● YOUR INSTRUCTIONS
All of the data below must be repeated exactly.

Stored data:
- - - -

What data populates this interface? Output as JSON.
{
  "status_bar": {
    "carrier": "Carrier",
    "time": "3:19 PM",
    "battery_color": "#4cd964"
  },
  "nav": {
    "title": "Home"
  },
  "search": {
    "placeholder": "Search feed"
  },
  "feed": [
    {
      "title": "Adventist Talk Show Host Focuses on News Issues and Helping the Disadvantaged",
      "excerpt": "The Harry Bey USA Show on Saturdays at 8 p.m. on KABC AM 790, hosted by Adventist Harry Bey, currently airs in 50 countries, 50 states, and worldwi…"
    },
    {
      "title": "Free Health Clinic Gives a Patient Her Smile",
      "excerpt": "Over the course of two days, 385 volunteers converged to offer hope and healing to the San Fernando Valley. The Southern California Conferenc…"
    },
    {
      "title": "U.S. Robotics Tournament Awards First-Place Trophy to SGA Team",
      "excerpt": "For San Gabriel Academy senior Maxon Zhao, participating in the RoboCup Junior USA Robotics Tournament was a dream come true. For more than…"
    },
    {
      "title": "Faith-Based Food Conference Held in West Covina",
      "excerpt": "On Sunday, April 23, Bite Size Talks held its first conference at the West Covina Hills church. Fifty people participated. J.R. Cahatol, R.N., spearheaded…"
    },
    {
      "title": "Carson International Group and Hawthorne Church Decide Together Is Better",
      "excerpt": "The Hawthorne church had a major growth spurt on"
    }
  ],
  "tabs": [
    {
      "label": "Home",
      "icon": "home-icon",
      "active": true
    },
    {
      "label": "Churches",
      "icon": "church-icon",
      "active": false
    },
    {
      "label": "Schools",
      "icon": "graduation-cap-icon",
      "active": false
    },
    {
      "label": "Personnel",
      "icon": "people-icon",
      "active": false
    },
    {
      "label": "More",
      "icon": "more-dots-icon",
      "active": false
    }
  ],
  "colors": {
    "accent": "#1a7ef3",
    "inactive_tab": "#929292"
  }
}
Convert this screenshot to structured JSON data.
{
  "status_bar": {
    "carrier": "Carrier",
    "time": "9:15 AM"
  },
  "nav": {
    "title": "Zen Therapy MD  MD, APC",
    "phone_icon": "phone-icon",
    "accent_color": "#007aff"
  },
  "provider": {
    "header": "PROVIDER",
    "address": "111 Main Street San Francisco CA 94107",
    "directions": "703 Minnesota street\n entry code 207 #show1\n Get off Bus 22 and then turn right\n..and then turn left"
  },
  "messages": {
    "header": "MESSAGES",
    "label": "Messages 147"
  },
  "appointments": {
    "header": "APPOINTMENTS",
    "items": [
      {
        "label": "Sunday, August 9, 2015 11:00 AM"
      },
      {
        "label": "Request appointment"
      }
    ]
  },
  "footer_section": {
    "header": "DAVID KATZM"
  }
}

- - - -

● OUTPUT FOR THIS EXERCISE
What data populates this interface? Output as JSON.
{
  "status_bar": {
    "carrier": "Carrier",
    "time": "3:19 PM",
    "battery_color": "#4cd964"
  },
  "nav": {
    "title": "Home"
  },
  "search": {
    "placeholder": "Search feed"
  },
  "feed": [
    {
      "title": "Adventist Talk Show Host Focuses on News Issues and Helping the Disadvantaged",
      "excerpt": "The Harry Bey USA Show on Saturdays at 8 p.m. on KABC AM 790, hosted by Adventist Harry Bey, currently airs in 50 countries, 50 states, and worldwi…"
    },
    {
      "title": "Free Health Clinic Gives a Patient Her Smile",
      "excerpt": "Over the course of two days, 385 volunteers converged to offer hope and healing to the San Fernando Valley. The Southern California Conferenc…"
    },
    {
      "title": "U.S. Robotics Tournament Awards First-Place Trophy to SGA Team",
      "excerpt": "For San Gabriel Academy senior Maxon Zhao, participating in the RoboCup Junior USA Robotics Tournament was a dream come true. For more than…"
    },
    {
      "title": "Faith-Based Food Conference Held in West Covina",
      "excerpt": "On Sunday, April 23, Bite Size Talks held its first conference at the West Covina Hills church. Fifty people participated. J.R. Cahatol, R.N., spearheaded…"
    },
    {
      "title": "Carson International Group and Hawthorne Church Decide Together Is Better",
      "excerpt": "The Hawthorne church had a major growth spurt on"
    }
  ],
  "tabs": [
    {
      "label": "Home",
      "icon": "home-icon",
      "active": true
    },
    {
      "label": "Churches",
      "icon": "church-icon",
      "active": false
    },
    {
      "label": "Schools",
      "icon": "graduation-cap-icon",
      "active": false
    },
    {
      "label": "Personnel",
      "icon": "people-icon",
      "active": false
    },
    {
      "label": "More",
      "icon": "more-dots-icon",
      "active": false
    }
  ],
  "colors": {
    "accent": "#1a7ef3",
    "inactive_tab": "#929292"
  }
}
Convert this screenshot to structured JSON data.
{
  "status_bar": {
    "carrier": "Carrier",
    "time": "9:15 AM"
  },
  "nav": {
    "title": "Zen Therapy MD  MD, APC",
    "phone_icon": "phone-icon",
    "accent_color": "#007aff"
  },
  "provider": {
    "header": "PROVIDER",
    "address": "111 Main Street San Francisco CA 94107",
    "directions": "703 Minnesota street\n entry code 207 #show1\n Get off Bus 22 and then turn right\n..and then turn left"
  },
  "messages": {
    "header": "MESSAGES",
    "label": "Messages 147"
  },
  "appointments": {
    "header": "APPOINTMENTS",
    "items": [
      {
        "label": "Sunday, August 9, 2015 11:00 AM"
      },
      {
        "label": "Request appointment"
      }
    ]
  },
  "footer_section": {
    "header": "DAVID KATZM"
  }
}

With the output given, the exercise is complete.